--- BRIEF 1 ---
In the post on religion and spirituality below, what does the author say unites the incompatible definitions of the two terms?
--- BRIEF 2 ---
Condense the paragraph beginning "One popular idea is that" in the post on religion and spirituality below into a short list that keeps its main points.

Showing posts with label religion. Show all posts
Showing posts with label religion. Show all posts

Thursday, October 7, 2010

Religion & Spirituality


One popular idea is that there exists a distinction between two different modes of relating with the divine or the sacred: religion and spirituality. Religion describes the social, the public, and the organized means by which people relate the the sacred and the divine while spirituality describes such relations when they occur in private, personally, and even in eclectic ways.

Is such a distinction valid? In answering such a question, it is important to keep in mind that it presumes to describe two fundamentally different types of things. Even though I describe them as different ways of “relating to the divine or the sacred,” that is already introducing my own prejudices into the discussion. Many (if not most) of those who attempt to draw such a distinction do not describe them as two aspects of the same thing; instead, they are supposed to be two completely different animals.


Religion vs. Spirituality

One clue that there may be something problematic in this distinction comes when we look at the radically different ways in which people actually try to define and describe that distinction. Consider these three definitions drawn from the internet:
Religion is an institution established by man for various reasons. Exert control, instill morality, stroke egos, or whatever it does. Organized, structured religions all but remove god from the equation. You confess your sins to a clergy member, go to elaborate churches to worship, told what to pray and when to pray it. All those factors remove you from god. Spirituality is born in a person and develops in the person. It may be kick started by a religion, or it may be kick started by a revelation. Spirituality extends to all facets of a person’s life. Spirituality is chosen while religion is often times forced. Being spiritual to me is more important and better than being religious.
Religion can be anything that the person practicing it desires. Spirituality, on the other hand, is defined by God. Since religion is man defined, Religion is a manifestation of the flesh. But Spirituality, as defined by God, is a manifestation of His nature.
True spirituality is something that is found deep within oneself. It is your way of loving, accepting and relating to the world and people around you. It cannot be found in a church or by believing in a certain way.

These definitions aren’t just different, they are incompatible! Two define spirituality in a way which makes it dependent upon the individual — it is something that “develops in the person” or is “found deep within oneself.” The other, however, defines spirituality as something which comes from God and is defined by God while religion is “anything that the person desires.” Is spirituality from God and religion from Man, or is it the other way around? Why such divergent views?

We can better understand why such incompatible definitions (each representative of how many, many others define the terms) appear by observing what unites them: the denigration of religion. Religion is bad. Religion is all about people controlling other people. Religion distances you from God and from the sacred. Spirituality, whatever it really is, is good. Spirituality is the “true” way to reach God and the sacred. Spirituality is the right thing to center your life on.

t’s popular, especially in America, to distinguish between spirituality and religion. It’s true that there are valid distinctions between the two, but there are also a number of problematic distinctions which people try to make. In particular, supporters of spirituality tend to try to argue that everything bad lies with religion while everything good can be found in spirituality. This is a self-serving distinction which only masks the nature of religion and spirituality.


Problematic Distinctions Between Religion & Spirituality

One principal problem with attempts to separate religion from spirituality is that the former is saddled with everything negative while the latter is exalted with everything positive. This is a totally self-serving way of approaching the issue and something you only hear from those who describe themselves as “spiritual.” You never hear a self-professed religious person offer such definitions and it's disrespectful to religious people to suggest that they would remain in a system with no positive characteristics whatsoever.

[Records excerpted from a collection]
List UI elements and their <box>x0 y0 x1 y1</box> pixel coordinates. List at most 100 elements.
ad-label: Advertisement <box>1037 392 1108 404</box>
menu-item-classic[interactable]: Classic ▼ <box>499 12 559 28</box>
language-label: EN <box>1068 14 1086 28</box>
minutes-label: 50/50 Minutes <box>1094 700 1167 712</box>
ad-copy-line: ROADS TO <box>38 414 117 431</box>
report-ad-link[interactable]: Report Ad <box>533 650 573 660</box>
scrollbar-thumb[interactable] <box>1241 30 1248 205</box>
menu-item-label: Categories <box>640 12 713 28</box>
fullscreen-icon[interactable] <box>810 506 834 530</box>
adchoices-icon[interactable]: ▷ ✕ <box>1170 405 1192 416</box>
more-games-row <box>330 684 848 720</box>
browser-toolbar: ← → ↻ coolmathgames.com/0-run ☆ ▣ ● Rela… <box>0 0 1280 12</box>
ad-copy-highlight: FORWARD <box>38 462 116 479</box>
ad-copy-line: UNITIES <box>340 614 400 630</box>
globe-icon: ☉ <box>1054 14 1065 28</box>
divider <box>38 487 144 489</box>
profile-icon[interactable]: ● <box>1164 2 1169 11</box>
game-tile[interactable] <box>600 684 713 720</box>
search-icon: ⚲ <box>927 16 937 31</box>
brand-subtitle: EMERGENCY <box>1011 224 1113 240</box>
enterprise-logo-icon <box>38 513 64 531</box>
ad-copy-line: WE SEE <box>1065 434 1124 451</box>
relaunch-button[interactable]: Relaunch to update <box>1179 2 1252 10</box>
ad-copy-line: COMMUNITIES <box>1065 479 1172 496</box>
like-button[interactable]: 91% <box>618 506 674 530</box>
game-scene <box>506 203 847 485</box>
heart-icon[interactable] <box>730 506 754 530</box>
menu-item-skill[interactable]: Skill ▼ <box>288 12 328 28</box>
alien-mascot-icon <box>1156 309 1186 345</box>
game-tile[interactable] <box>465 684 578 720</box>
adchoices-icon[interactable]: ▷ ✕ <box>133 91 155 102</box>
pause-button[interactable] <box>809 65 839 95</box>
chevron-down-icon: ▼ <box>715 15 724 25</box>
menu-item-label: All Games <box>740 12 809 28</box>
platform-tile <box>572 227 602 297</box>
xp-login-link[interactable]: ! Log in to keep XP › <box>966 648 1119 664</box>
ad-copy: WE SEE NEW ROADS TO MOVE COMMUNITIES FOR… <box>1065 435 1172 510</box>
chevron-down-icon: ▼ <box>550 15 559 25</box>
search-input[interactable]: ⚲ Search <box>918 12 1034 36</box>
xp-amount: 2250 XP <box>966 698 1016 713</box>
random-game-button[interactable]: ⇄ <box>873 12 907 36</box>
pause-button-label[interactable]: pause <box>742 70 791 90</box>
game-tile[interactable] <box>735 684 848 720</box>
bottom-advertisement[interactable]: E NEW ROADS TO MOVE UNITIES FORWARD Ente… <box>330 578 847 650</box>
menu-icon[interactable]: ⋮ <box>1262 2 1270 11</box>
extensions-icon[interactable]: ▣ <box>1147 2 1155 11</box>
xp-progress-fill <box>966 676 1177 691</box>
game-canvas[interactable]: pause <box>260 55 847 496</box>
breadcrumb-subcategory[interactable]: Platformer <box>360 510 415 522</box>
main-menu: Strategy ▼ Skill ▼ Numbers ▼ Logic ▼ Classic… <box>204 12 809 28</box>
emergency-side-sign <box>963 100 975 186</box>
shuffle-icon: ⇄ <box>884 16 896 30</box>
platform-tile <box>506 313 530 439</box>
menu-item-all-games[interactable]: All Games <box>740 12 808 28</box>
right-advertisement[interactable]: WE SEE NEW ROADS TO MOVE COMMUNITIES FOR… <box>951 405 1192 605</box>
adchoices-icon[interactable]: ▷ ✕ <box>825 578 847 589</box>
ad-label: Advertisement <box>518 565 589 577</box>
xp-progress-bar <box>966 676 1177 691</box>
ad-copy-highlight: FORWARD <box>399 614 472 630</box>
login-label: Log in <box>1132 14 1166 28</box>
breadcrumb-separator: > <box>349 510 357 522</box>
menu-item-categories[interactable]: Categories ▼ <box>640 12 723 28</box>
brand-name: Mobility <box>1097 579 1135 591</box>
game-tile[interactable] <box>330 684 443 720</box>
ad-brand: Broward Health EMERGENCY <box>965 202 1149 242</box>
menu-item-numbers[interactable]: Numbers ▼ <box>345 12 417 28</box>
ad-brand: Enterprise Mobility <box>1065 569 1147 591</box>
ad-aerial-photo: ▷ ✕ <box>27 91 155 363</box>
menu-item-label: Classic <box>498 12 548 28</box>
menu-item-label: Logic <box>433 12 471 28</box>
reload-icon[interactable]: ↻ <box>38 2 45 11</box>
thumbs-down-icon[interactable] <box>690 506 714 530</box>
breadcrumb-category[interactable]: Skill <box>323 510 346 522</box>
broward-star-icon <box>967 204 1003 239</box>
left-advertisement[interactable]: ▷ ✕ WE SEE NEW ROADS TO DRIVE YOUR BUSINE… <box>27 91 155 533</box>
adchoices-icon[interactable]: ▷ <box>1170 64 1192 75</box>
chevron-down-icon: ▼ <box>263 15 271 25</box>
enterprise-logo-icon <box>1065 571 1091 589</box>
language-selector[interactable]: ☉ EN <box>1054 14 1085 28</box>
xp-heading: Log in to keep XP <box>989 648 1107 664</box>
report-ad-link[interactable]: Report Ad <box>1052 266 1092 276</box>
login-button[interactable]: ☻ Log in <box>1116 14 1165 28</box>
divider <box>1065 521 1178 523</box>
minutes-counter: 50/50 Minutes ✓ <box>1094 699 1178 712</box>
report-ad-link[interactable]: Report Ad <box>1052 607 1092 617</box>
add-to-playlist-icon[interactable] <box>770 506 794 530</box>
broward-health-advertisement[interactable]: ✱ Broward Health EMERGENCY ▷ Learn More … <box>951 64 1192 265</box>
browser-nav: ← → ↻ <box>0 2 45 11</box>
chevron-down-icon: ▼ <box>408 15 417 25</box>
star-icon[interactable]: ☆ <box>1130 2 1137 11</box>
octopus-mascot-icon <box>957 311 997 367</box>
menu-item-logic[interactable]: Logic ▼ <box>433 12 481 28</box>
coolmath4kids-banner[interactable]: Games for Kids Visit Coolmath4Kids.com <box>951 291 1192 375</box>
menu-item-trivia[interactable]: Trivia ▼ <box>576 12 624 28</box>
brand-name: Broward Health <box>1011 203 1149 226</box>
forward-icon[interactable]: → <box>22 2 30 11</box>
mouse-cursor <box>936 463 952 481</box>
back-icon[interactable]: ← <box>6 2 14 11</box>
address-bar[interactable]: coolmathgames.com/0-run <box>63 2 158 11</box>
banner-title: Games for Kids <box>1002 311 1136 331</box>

--- WORKED SOLUTION 1 ---
What unites them is the denigration of religion.

--- WORKED SOLUTION 2 ---
- A popular idea distinguishes two modes of relating with the divine or the sacred: religion and spirituality.
- Religion is the social, public, and organized way people relate to the sacred and the divine.
- Spirituality is that relation when it occurs privately, personally, and even eclectically.